Given records:
•••••
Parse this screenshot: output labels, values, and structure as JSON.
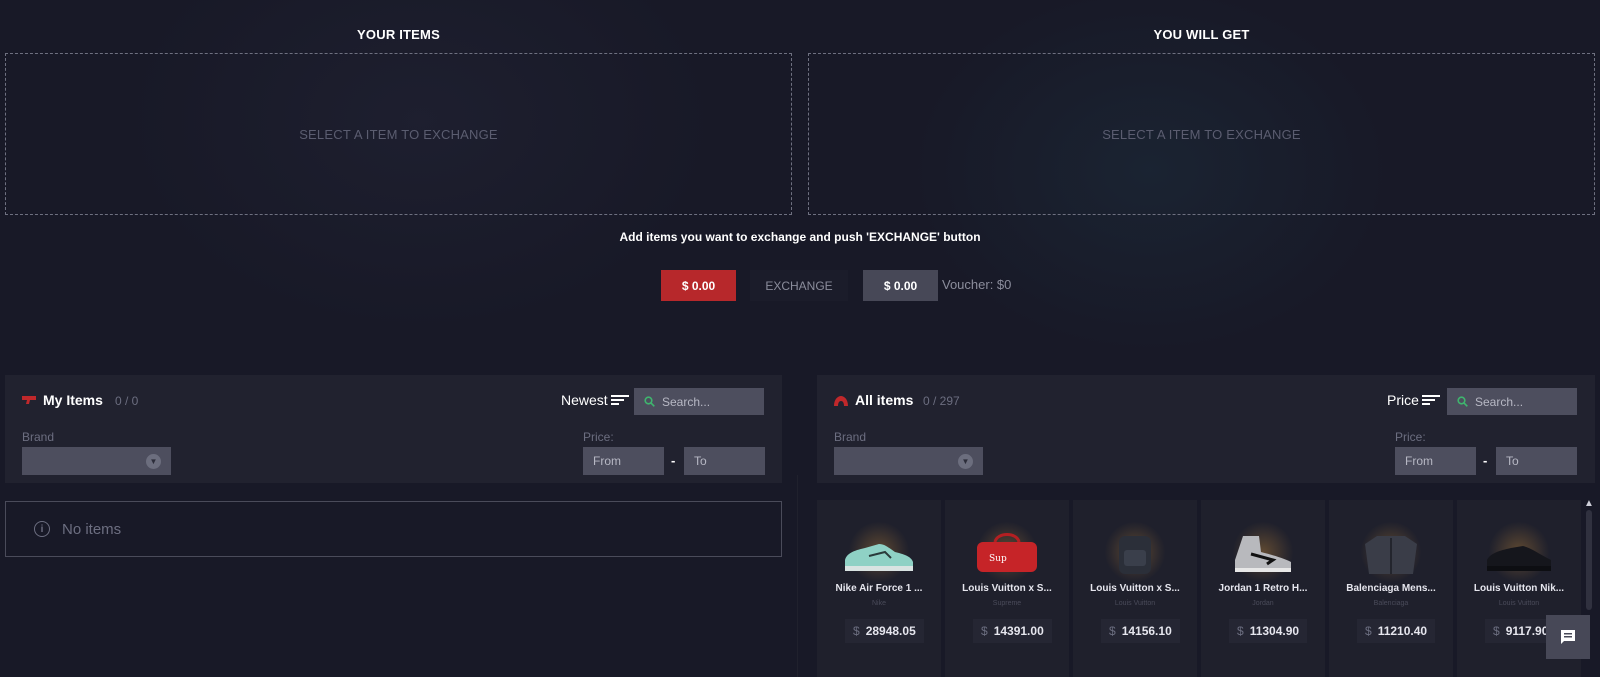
{
  "exchange": {
    "your_items_title": "YOUR ITEMS",
    "you_will_get_title": "YOU WILL GET",
    "left_placeholder": "SELECT A ITEM TO EXCHANGE",
    "right_placeholder": "SELECT A ITEM TO EXCHANGE",
    "hint": "Add items you want to exchange and push 'EXCHANGE' button",
    "your_total": "$ 0.00",
    "exchange_label": "EXCHANGE",
    "get_total": "$ 0.00",
    "voucher": "Voucher: $0"
  },
  "my_items": {
    "title": "My Items",
    "count": "0 / 0",
    "sort_label": "Newest",
    "search_placeholder": "Search...",
    "brand_label": "Brand",
    "price_label": "Price:",
    "from_placeholder": "From",
    "to_placeholder": "To",
    "dash": "-",
    "empty_text": "No items"
  },
  "all_items": {
    "title": "All items",
    "count": "0 / 297",
    "sort_label": "Price",
    "search_placeholder": "Search...",
    "brand_label": "Brand",
    "price_label": "Price:",
    "from_placeholder": "From",
    "to_placeholder": "To",
    "dash": "-",
    "currency": "$",
    "products": [
      {
        "name": "Nike Air Force 1 ...",
        "brand": "Nike",
        "price": "28948.05"
      },
      {
        "name": "Louis Vuitton x S...",
        "brand": "Supreme",
        "price": "14391.00"
      },
      {
        "name": "Louis Vuitton x S...",
        "brand": "Louis Vuitton",
        "price": "14156.10"
      },
      {
        "name": "Jordan 1 Retro H...",
        "brand": "Jordan",
        "price": "11304.90"
      },
      {
        "name": "Balenciaga Mens...",
        "brand": "Balenciaga",
        "price": "11210.40"
      },
      {
        "name": "Louis Vuitton Nik...",
        "brand": "Louis Vuitton",
        "price": "9117.90"
      }
    ]
  },
  "colors": {
    "accent_red": "#b7282b",
    "background": "#181927",
    "panel": "#21222f",
    "input": "#4d4e5e"
  }
}
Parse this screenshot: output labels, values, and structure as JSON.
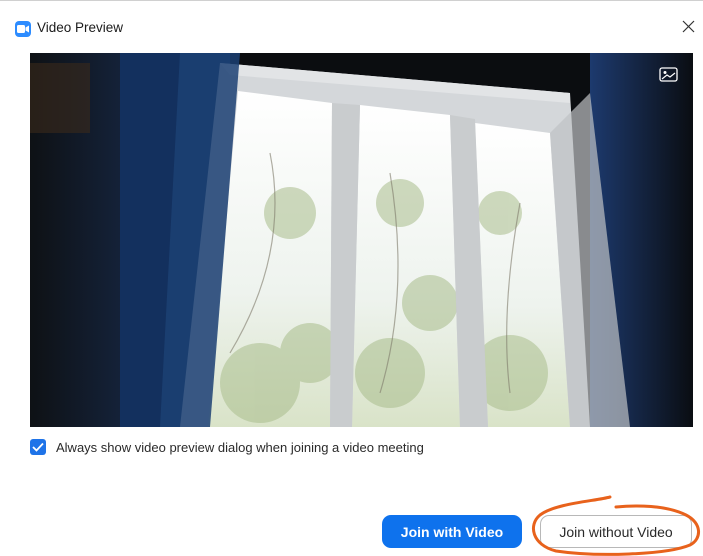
{
  "window": {
    "title": "Video Preview",
    "title_icon": "zoom-camera-icon",
    "close_icon": "close-icon"
  },
  "video_preview": {
    "background_button_icon": "virtual-background-icon"
  },
  "options": {
    "always_show_checked": true,
    "always_show_label": "Always show video preview dialog when joining a video meeting"
  },
  "actions": {
    "join_with_video": "Join with Video",
    "join_without_video": "Join without Video"
  },
  "colors": {
    "primary": "#0e72ed",
    "annotation": "#e8621c"
  }
}
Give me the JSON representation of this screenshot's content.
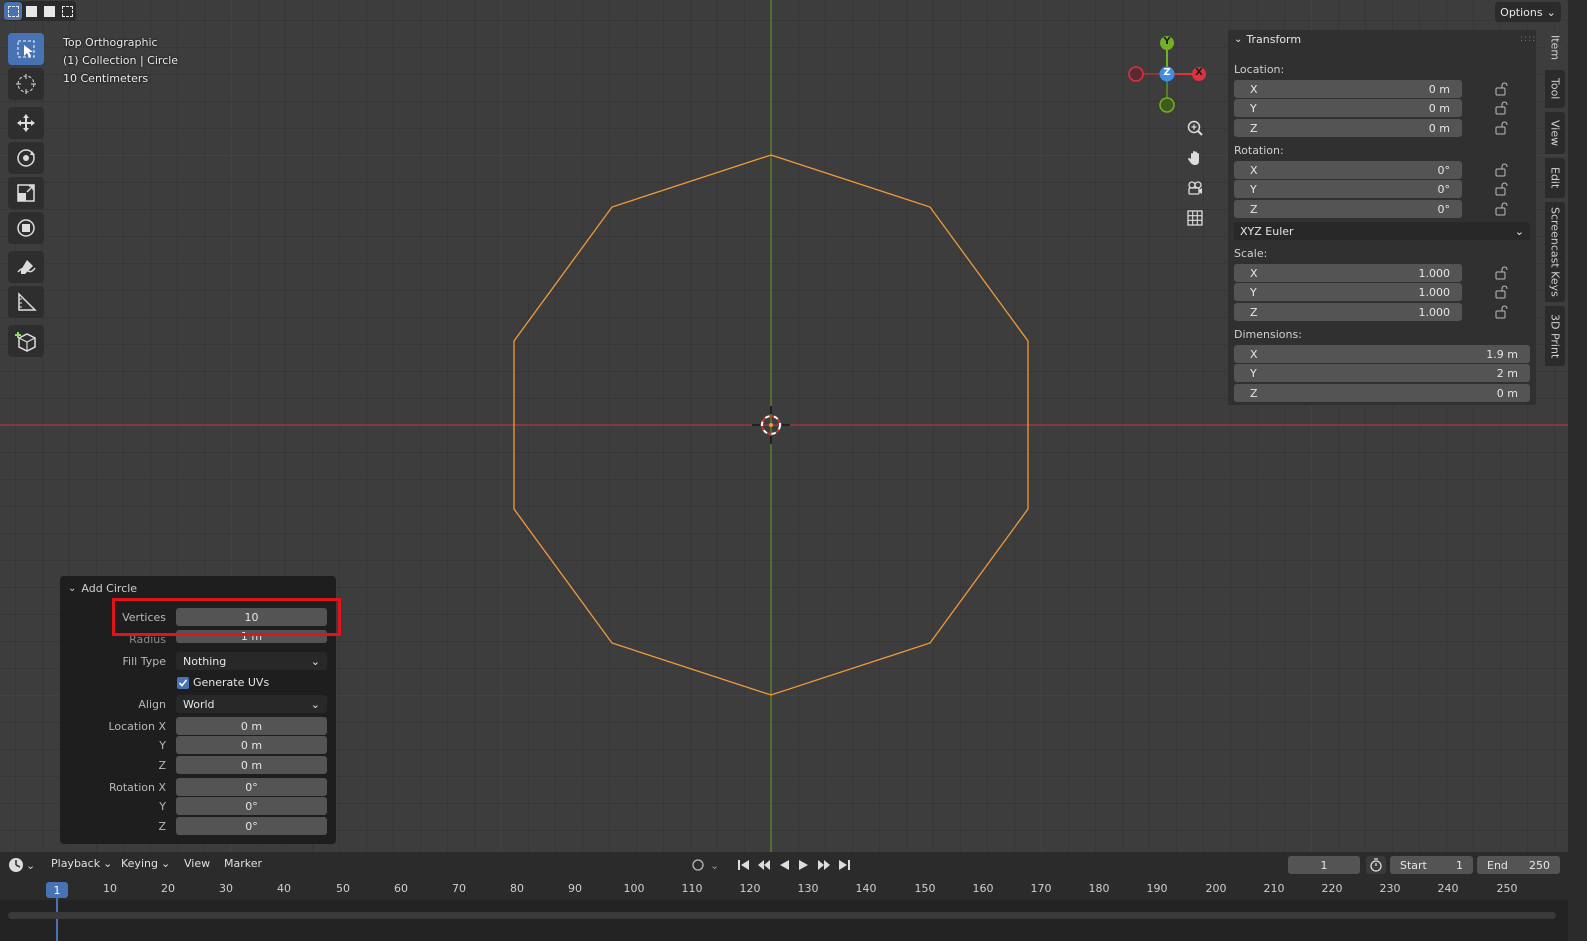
{
  "header": {
    "selection_modes": [
      "select-box-new",
      "select-box-extend",
      "select-box-subtract",
      "select-box-intersect"
    ],
    "options_label": "Options"
  },
  "toolbar": {
    "tools": [
      "select-box",
      "cursor",
      "move",
      "rotate",
      "scale",
      "transform",
      "annotate",
      "measure",
      "add-cube"
    ]
  },
  "viewport": {
    "view_name": "Top Orthographic",
    "collection_info": "(1) Collection | Circle",
    "grid_scale": "10 Centimeters",
    "object_color": "#f09a3a",
    "x_axis_color": "#d6323c",
    "y_axis_color": "#7fae1c"
  },
  "gizmo": {
    "y_label": "Y",
    "z_label": "Z",
    "x_label": "X",
    "x_color": "#e0313f",
    "y_color": "#74b025",
    "z_color": "#3d8fe6"
  },
  "sidebar": {
    "panel_title": "Transform",
    "location_label": "Location:",
    "location": [
      {
        "axis": "X",
        "value": "0 m"
      },
      {
        "axis": "Y",
        "value": "0 m"
      },
      {
        "axis": "Z",
        "value": "0 m"
      }
    ],
    "rotation_label": "Rotation:",
    "rotation": [
      {
        "axis": "X",
        "value": "0°"
      },
      {
        "axis": "Y",
        "value": "0°"
      },
      {
        "axis": "Z",
        "value": "0°"
      }
    ],
    "rotation_mode": "XYZ Euler",
    "scale_label": "Scale:",
    "scale": [
      {
        "axis": "X",
        "value": "1.000"
      },
      {
        "axis": "Y",
        "value": "1.000"
      },
      {
        "axis": "Z",
        "value": "1.000"
      }
    ],
    "dimensions_label": "Dimensions:",
    "dimensions": [
      {
        "axis": "X",
        "value": "1.9 m"
      },
      {
        "axis": "Y",
        "value": "2 m"
      },
      {
        "axis": "Z",
        "value": "0 m"
      }
    ],
    "tabs": [
      "Item",
      "Tool",
      "View",
      "Edit",
      "Screencast Keys",
      "3D Print"
    ]
  },
  "operator_panel": {
    "title": "Add Circle",
    "vertices_label": "Vertices",
    "vertices_value": "10",
    "radius_label": "Radius",
    "radius_value": "1 m",
    "fill_type_label": "Fill Type",
    "fill_type_value": "Nothing",
    "generate_uvs_label": "Generate UVs",
    "generate_uvs_checked": true,
    "align_label": "Align",
    "align_value": "World",
    "location_x_label": "Location X",
    "location_x_value": "0 m",
    "location_y_label": "Y",
    "location_y_value": "0 m",
    "location_z_label": "Z",
    "location_z_value": "0 m",
    "rotation_x_label": "Rotation X",
    "rotation_x_value": "0°",
    "rotation_y_label": "Y",
    "rotation_y_value": "0°",
    "rotation_z_label": "Z",
    "rotation_z_value": "0°"
  },
  "timeline": {
    "menus": [
      "Playback",
      "Keying",
      "View",
      "Marker"
    ],
    "current_frame": "1",
    "start_label": "Start",
    "start_value": "1",
    "end_label": "End",
    "end_value": "250",
    "frame_ticks": [
      "10",
      "20",
      "30",
      "40",
      "50",
      "60",
      "70",
      "80",
      "90",
      "100",
      "110",
      "120",
      "130",
      "140",
      "150",
      "160",
      "170",
      "180",
      "190",
      "200",
      "210",
      "220",
      "230",
      "240",
      "250"
    ],
    "playhead_frame": "1"
  }
}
•••••
Print out every entry above without changing a word, and leave out the pictures.

Parse this screenshot: output labels, values, and structure as JSON.
{
  "exchange": {
    "your_items_title": "YOUR ITEMS",
    "you_will_get_title": "YOU WILL GET",
    "left_placeholder": "SELECT A ITEM TO EXCHANGE",
    "right_placeholder": "SELECT A ITEM TO EXCHANGE",
    "hint": "Add items you want to exchange and push 'EXCHANGE' button",
    "your_total": "$ 0.00",
    "exchange_label": "EXCHANGE",
    "get_total": "$ 0.00",
    "voucher": "Voucher: $0"
  },
  "my_items": {
    "title": "My Items",
    "count": "0 / 0",
    "sort_label": "Newest",
    "search_placeholder": "Search...",
    "brand_label": "Brand",
    "price_label": "Price:",
    "from_placeholder": "From",
    "to_placeholder": "To",
    "dash": "-",
    "empty_text": "No items"
  },
  "all_items": {
    "title": "All items",
    "count": "0 / 297",
    "sort_label": "Price",
    "search_placeholder": "Search...",
    "brand_label": "Brand",
    "price_label": "Price:",
    "from_placeholder": "From",
    "to_placeholder": "To",
    "dash": "-",
    "currency": "$",
    "products": [
      {
        "name": "Nike Air Force 1 ...",
        "brand": "Nike",
        "price": "28948.05"
      },
      {
        "name": "Louis Vuitton x S...",
        "brand": "Supreme",
        "price": "14391.00"
      },
      {
        "name": "Louis Vuitton x S...",
        "brand": "Louis Vuitton",
        "price": "14156.10"
      },
      {
        "name": "Jordan 1 Retro H...",
        "brand": "Jordan",
        "price": "11304.90"
      },
      {
        "name": "Balenciaga Mens...",
        "brand": "Balenciaga",
        "price": "11210.40"
      },
      {
        "name": "Louis Vuitton Nik...",
        "brand": "Louis Vuitton",
        "price": "9117.90"
      }
    ]
  },
  "colors": {
    "accent_red": "#b7282b",
    "background": "#181927",
    "panel": "#21222f",
    "input": "#4d4e5e"
  }
}
Parse this screenshot: output labels, values, and structure as JSON.
{
  "window": {
    "title": "Video Preview",
    "title_icon": "zoom-camera-icon",
    "close_icon": "close-icon"
  },
  "video_preview": {
    "background_button_icon": "virtual-background-icon"
  },
  "options": {
    "always_show_checked": true,
    "always_show_label": "Always show video preview dialog when joining a video meeting"
  },
  "actions": {
    "join_with_video": "Join with Video",
    "join_without_video": "Join without Video"
  },
  "colors": {
    "primary": "#0e72ed",
    "annotation": "#e8621c"
  }
}
Give me the JSON representation of this screenshot's content.
{
  "header": {
    "selection_modes": [
      "select-box-new",
      "select-box-extend",
      "select-box-subtract",
      "select-box-intersect"
    ],
    "options_label": "Options"
  },
  "toolbar": {
    "tools": [
      "select-box",
      "cursor",
      "move",
      "rotate",
      "scale",
      "transform",
      "annotate",
      "measure",
      "add-cube"
    ]
  },
  "viewport": {
    "view_name": "Top Orthographic",
    "collection_info": "(1) Collection | Circle",
    "grid_scale": "10 Centimeters",
    "object_color": "#f09a3a",
    "x_axis_color": "#d6323c",
    "y_axis_color": "#7fae1c"
  },
  "gizmo": {
    "y_label": "Y",
    "z_label": "Z",
    "x_label": "X",
    "x_color": "#e0313f",
    "y_color": "#74b025",
    "z_color": "#3d8fe6"
  },
  "sidebar": {
    "panel_title": "Transform",
    "location_label": "Location:",
    "location": [
      {
        "axis": "X",
        "value": "0 m"
      },
      {
        "axis": "Y",
        "value": "0 m"
      },
      {
        "axis": "Z",
        "value": "0 m"
      }
    ],
    "rotation_label": "Rotation:",
    "rotation": [
      {
        "axis": "X",
        "value": "0°"
      },
      {
        "axis": "Y",
        "value": "0°"
      },
      {
        "axis": "Z",
        "value": "0°"
      }
    ],
    "rotation_mode": "XYZ Euler",
    "scale_label": "Scale:",
    "scale": [
      {
        "axis": "X",
        "value": "1.000"
      },
      {
        "axis": "Y",
        "value": "1.000"
      },
      {
        "axis": "Z",
        "value": "1.000"
      }
    ],
    "dimensions_label": "Dimensions:",
    "dimensions": [
      {
        "axis": "X",
        "value": "1.9 m"
      },
      {
        "axis": "Y",
        "value": "2 m"
      },
      {
        "axis": "Z",
        "value": "0 m"
      }
    ],
    "tabs": [
      "Item",
      "Tool",
      "View",
      "Edit",
      "Screencast Keys",
      "3D Print"
    ]
  },
  "operator_panel": {
    "title": "Add Circle",
    "vertices_label": "Vertices",
    "vertices_value": "10",
    "radius_label": "Radius",
    "radius_value": "1 m",
    "fill_type_label": "Fill Type",
    "fill_type_value": "Nothing",
    "generate_uvs_label": "Generate UVs",
    "generate_uvs_checked": true,
    "align_label": "Align",
    "align_value": "World",
    "location_x_label": "Location X",
    "location_x_value": "0 m",
    "location_y_label": "Y",
    "location_y_value": "0 m",
    "location_z_label": "Z",
    "location_z_value": "0 m",
    "rotation_x_label": "Rotation X",
    "rotation_x_value": "0°",
    "rotation_y_label": "Y",
    "rotation_y_value": "0°",
    "rotation_z_label": "Z",
    "rotation_z_value": "0°"
  },
  "timeline": {
    "menus": [
      "Playback",
      "Keying",
      "View",
      "Marker"
    ],
    "current_frame": "1",
    "start_label": "Start",
    "start_value": "1",
    "end_label": "End",
    "end_value": "250",
    "frame_ticks": [
      "10",
      "20",
      "30",
      "40",
      "50",
      "60",
      "70",
      "80",
      "90",
      "100",
      "110",
      "120",
      "130",
      "140",
      "150",
      "160",
      "170",
      "180",
      "190",
      "200",
      "210",
      "220",
      "230",
      "240",
      "250"
    ],
    "playhead_frame": "1"
  }
}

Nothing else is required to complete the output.